Records from a collection of figures

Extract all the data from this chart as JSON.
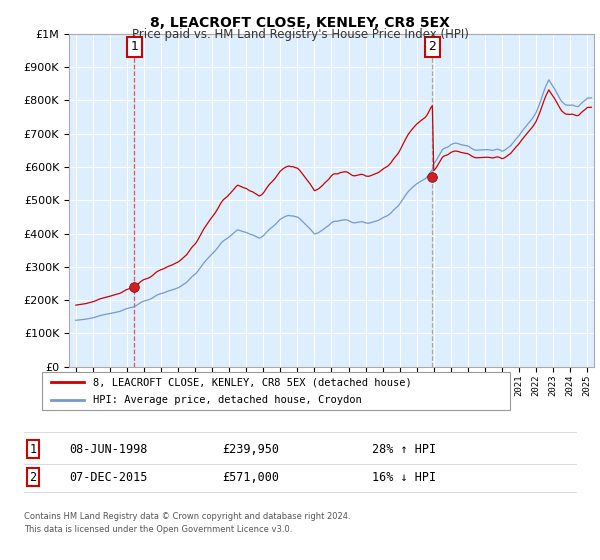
{
  "title": "8, LEACROFT CLOSE, KENLEY, CR8 5EX",
  "subtitle": "Price paid vs. HM Land Registry's House Price Index (HPI)",
  "sale1_date": "08-JUN-1998",
  "sale1_price": 239950,
  "sale1_label": "28% ↑ HPI",
  "sale1_x": 1998.44,
  "sale2_date": "07-DEC-2015",
  "sale2_price": 571000,
  "sale2_label": "16% ↓ HPI",
  "sale2_x": 2015.92,
  "legend_line1": "8, LEACROFT CLOSE, KENLEY, CR8 5EX (detached house)",
  "legend_line2": "HPI: Average price, detached house, Croydon",
  "footer1": "Contains HM Land Registry data © Crown copyright and database right 2024.",
  "footer2": "This data is licensed under the Open Government Licence v3.0.",
  "hpi_color": "#7799cc",
  "price_color": "#cc0000",
  "bg_color": "#ddeeff",
  "grid_color": "#aaaacc",
  "annotation_box_color": "#cc0000",
  "sale1_vline_color": "#dd4444",
  "sale2_vline_color": "#888888",
  "ylim_min": 0,
  "ylim_max": 1000000,
  "xlim_min": 1994.6,
  "xlim_max": 2025.4
}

• **WRITTEN EXERCISE**: Copy out each line of the data where the string "Registry" appears.

• **CORRECT RESPONSE**:
  "subtitle": "Price paid vs. HM Land Registry's House Price Index (HPI)",
  "footer1": "Contains HM Land Registry data © Crown copyright and database right 2024.",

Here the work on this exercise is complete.